**GIVEN REQUEST**
Each entry below should be reproduced character for character.

____

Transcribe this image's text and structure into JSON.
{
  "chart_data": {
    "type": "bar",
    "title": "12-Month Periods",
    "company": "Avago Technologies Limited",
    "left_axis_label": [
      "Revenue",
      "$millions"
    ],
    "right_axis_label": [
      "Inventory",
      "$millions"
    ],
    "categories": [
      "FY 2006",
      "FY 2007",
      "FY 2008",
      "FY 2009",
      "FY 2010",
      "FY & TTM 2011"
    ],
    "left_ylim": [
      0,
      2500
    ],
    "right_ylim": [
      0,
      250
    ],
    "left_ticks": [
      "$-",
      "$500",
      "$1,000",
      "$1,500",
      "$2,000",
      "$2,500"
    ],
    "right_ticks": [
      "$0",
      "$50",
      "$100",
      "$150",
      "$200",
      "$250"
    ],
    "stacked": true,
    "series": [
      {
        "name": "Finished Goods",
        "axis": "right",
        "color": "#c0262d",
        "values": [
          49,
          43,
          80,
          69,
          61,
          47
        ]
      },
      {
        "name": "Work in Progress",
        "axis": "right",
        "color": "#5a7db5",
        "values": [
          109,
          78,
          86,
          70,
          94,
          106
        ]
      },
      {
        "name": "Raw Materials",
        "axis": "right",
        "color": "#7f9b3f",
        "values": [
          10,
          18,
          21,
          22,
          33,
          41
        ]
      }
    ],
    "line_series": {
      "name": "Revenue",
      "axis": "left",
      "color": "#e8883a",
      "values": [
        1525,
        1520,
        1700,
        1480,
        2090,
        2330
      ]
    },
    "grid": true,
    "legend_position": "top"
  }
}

____

**TASK ANSWER**
Transcribe this image's text and structure into JSON.
{
  "chart_data": {
    "type": "bar",
    "title": "12-Month Periods",
    "company": "Avago Technologies Limited",
    "left_axis_label": [
      "Revenue",
      "$millions"
    ],
    "right_axis_label": [
      "Inventory",
      "$millions"
    ],
    "categories": [
      "FY 2006",
      "FY 2007",
      "FY 2008",
      "FY 2009",
      "FY 2010",
      "FY & TTM 2011"
    ],
    "left_ylim": [
      0,
      2500
    ],
    "right_ylim": [
      0,
      250
    ],
    "left_ticks": [
      "$-",
      "$500",
      "$1,000",
      "$1,500",
      "$2,000",
      "$2,500"
    ],
    "right_ticks": [
      "$0",
      "$50",
      "$100",
      "$150",
      "$200",
      "$250"
    ],
    "stacked": true,
    "series": [
      {
        "name": "Finished Goods",
        "axis": "right",
        "color": "#c0262d",
        "values": [
          49,
          43,
          80,
          69,
          61,
          47
        ]
      },
      {
        "name": "Work in Progress",
        "axis": "right",
        "color": "#5a7db5",
        "values": [
          109,
          78,
          86,
          70,
          94,
          106
        ]
      },
      {
        "name": "Raw Materials",
        "axis": "right",
        "color": "#7f9b3f",
        "values": [
          10,
          18,
          21,
          22,
          33,
          41
        ]
      }
    ],
    "line_series": {
      "name": "Revenue",
      "axis": "left",
      "color": "#e8883a",
      "values": [
        1525,
        1520,
        1700,
        1480,
        2090,
        2330
      ]
    },
    "grid": true,
    "legend_position": "top"
  }
}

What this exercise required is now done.